Some records:
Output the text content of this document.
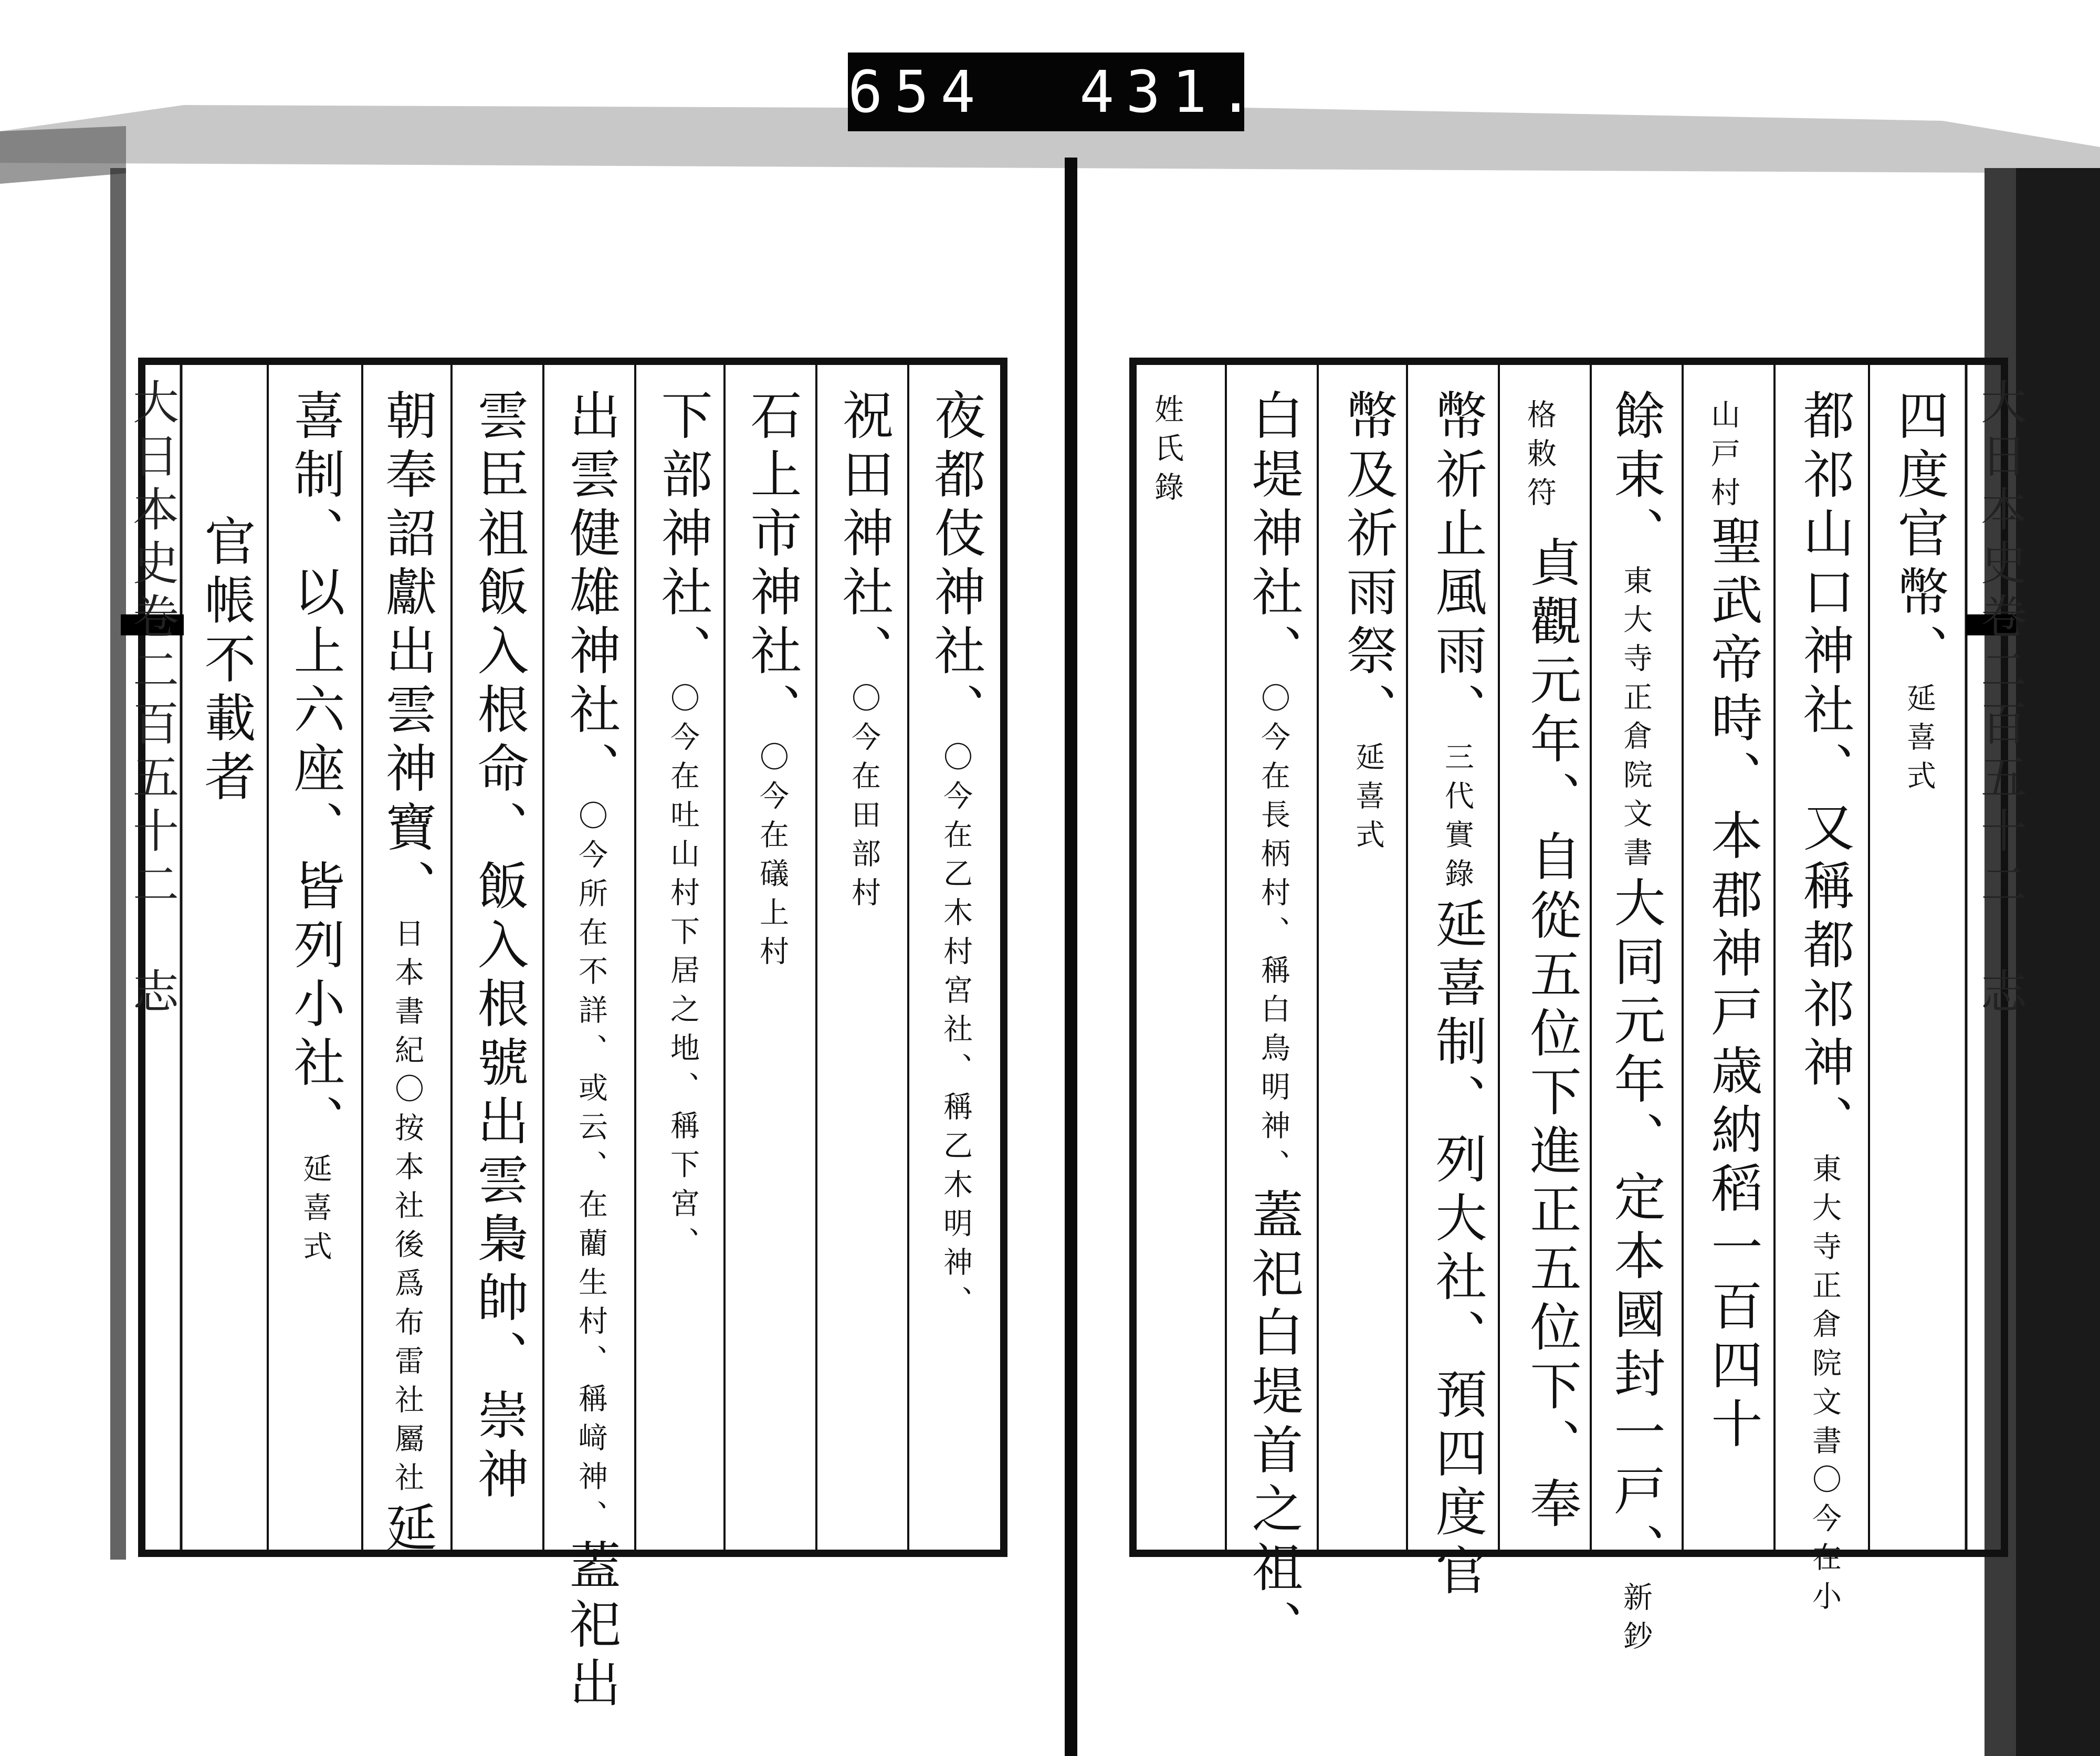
654  431.
四度官幣、延喜式
都祁山口神社、又稱都祁神、東大寺正倉院文書〇今在小
山戸村
聖武帝時、本郡神戸歳納稻一百四十
餘束、東大寺正倉院文書大同元年、定本國封一戸、新鈔
格敕符
貞觀元年、自從五位下進正五位下、奉
幣祈止風雨、三代實錄延喜制、列大社、預四度官
幣及祈雨祭、延喜式
白堤神社、〇今在長柄村、稱白鳥明神、蓋祀白堤首之祖、
姓氏錄
夜都伎神社、〇今在乙木村宮社、稱乙木明神、
祝田神社、〇今在田部村
石上市神社、〇今在礒上村
下部神社、〇今在吐山村下居之地、稱下宮、
出雲健雄神社、〇今所在不詳、或云、在藺生村、稱﨑神、蓋祀出
雲臣祖飯入根命、飯入根號出雲梟帥、崇神
朝奉詔獻出雲神寶、日本書紀〇按本社後爲布雷社屬社延
喜制、以上六座、皆列小社、延喜式
官帳不載者
大日本史卷二百五十二　志	大日本史卷二百五十二　志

» **WHAT THE TASK ASKS**
Reproduce the records, all of them, word for word; omit the pictures.

» **SOLVED PROBLEM**
Output the text content of this document.
654  431.
四度官幣、延喜式
都祁山口神社、又稱都祁神、東大寺正倉院文書〇今在小
山戸村
聖武帝時、本郡神戸歳納稻一百四十
餘束、東大寺正倉院文書大同元年、定本國封一戸、新鈔
格敕符
貞觀元年、自從五位下進正五位下、奉
幣祈止風雨、三代實錄延喜制、列大社、預四度官
幣及祈雨祭、延喜式
白堤神社、〇今在長柄村、稱白鳥明神、蓋祀白堤首之祖、
姓氏錄
夜都伎神社、〇今在乙木村宮社、稱乙木明神、
祝田神社、〇今在田部村
石上市神社、〇今在礒上村
下部神社、〇今在吐山村下居之地、稱下宮、
出雲健雄神社、〇今所在不詳、或云、在藺生村、稱﨑神、蓋祀出
雲臣祖飯入根命、飯入根號出雲梟帥、崇神
朝奉詔獻出雲神寶、日本書紀〇按本社後爲布雷社屬社延
喜制、以上六座、皆列小社、延喜式
官帳不載者
大日本史卷二百五十二　志	大日本史卷二百五十二　志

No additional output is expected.